'''
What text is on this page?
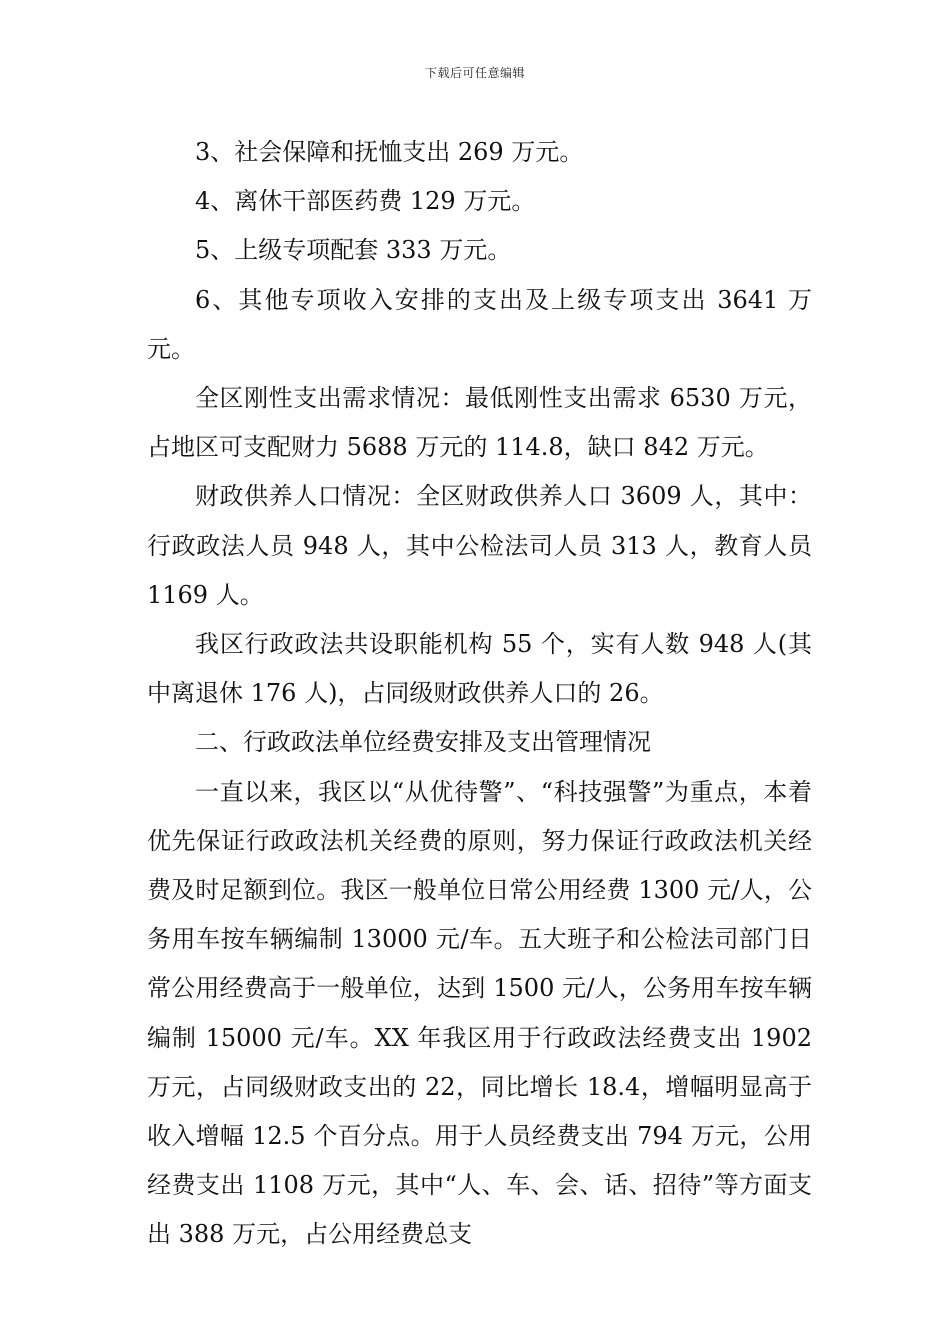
下载后可任意编辑

3、社会保障和抚恤支出 269 万元。

4、离休干部医药费 129 万元。

5、上级专项配套 333 万元。

6、其他专项收入安排的支出及上级专项支出 3641 万元。

全区刚性支出需求情况：最低刚性支出需求 6530 万元，占地区可支配财力 5688 万元的 114.8，缺口 842 万元。

财政供养人口情况：全区财政供养人口 3609 人，其中：行政政法人员 948 人，其中公检法司人员 313 人，教育人员 1169 人。

我区行政政法共设职能机构 55 个，实有人数 948 人(其中离退休 176 人)，占同级财政供养人口的 26。

二、行政政法单位经费安排及支出管理情况

一直以来，我区以“从优待警”、“科技强警”为重点，本着优先保证行政政法机关经费的原则，努力保证行政政法机关经费及时足额到位。我区一般单位日常公用经费 1300 元/人，公务用车按车辆编制 13000 元/车。五大班子和公检法司部门日常公用经费高于一般单位，达到 1500 元/人，公务用车按车辆编制 15000 元/车。XX 年我区用于行政政法经费支出 1902 万元，占同级财政支出的 22，同比增长 18.4，增幅明显高于收入增幅 12.5 个百分点。用于人员经费支出 794 万元，公用经费支出 1108 万元，其中“人、车、会、话、招待”等方面支出 388 万元，占公用经费总支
'''
Extract the full listing exactly, with the pictures left out.

What text is on this page?
下载后可任意编辑

3、社会保障和抚恤支出 269 万元。

4、离休干部医药费 129 万元。

5、上级专项配套 333 万元。

6、其他专项收入安排的支出及上级专项支出 3641 万元。

全区刚性支出需求情况：最低刚性支出需求 6530 万元，占地区可支配财力 5688 万元的 114.8，缺口 842 万元。

财政供养人口情况：全区财政供养人口 3609 人，其中：行政政法人员 948 人，其中公检法司人员 313 人，教育人员 1169 人。

我区行政政法共设职能机构 55 个，实有人数 948 人(其中离退休 176 人)，占同级财政供养人口的 26。

二、行政政法单位经费安排及支出管理情况

一直以来，我区以“从优待警”、“科技强警”为重点，本着优先保证行政政法机关经费的原则，努力保证行政政法机关经费及时足额到位。我区一般单位日常公用经费 1300 元/人，公务用车按车辆编制 13000 元/车。五大班子和公检法司部门日常公用经费高于一般单位，达到 1500 元/人，公务用车按车辆编制 15000 元/车。XX 年我区用于行政政法经费支出 1902 万元，占同级财政支出的 22，同比增长 18.4，增幅明显高于收入增幅 12.5 个百分点。用于人员经费支出 794 万元，公用经费支出 1108 万元，其中“人、车、会、话、招待”等方面支出 388 万元，占公用经费总支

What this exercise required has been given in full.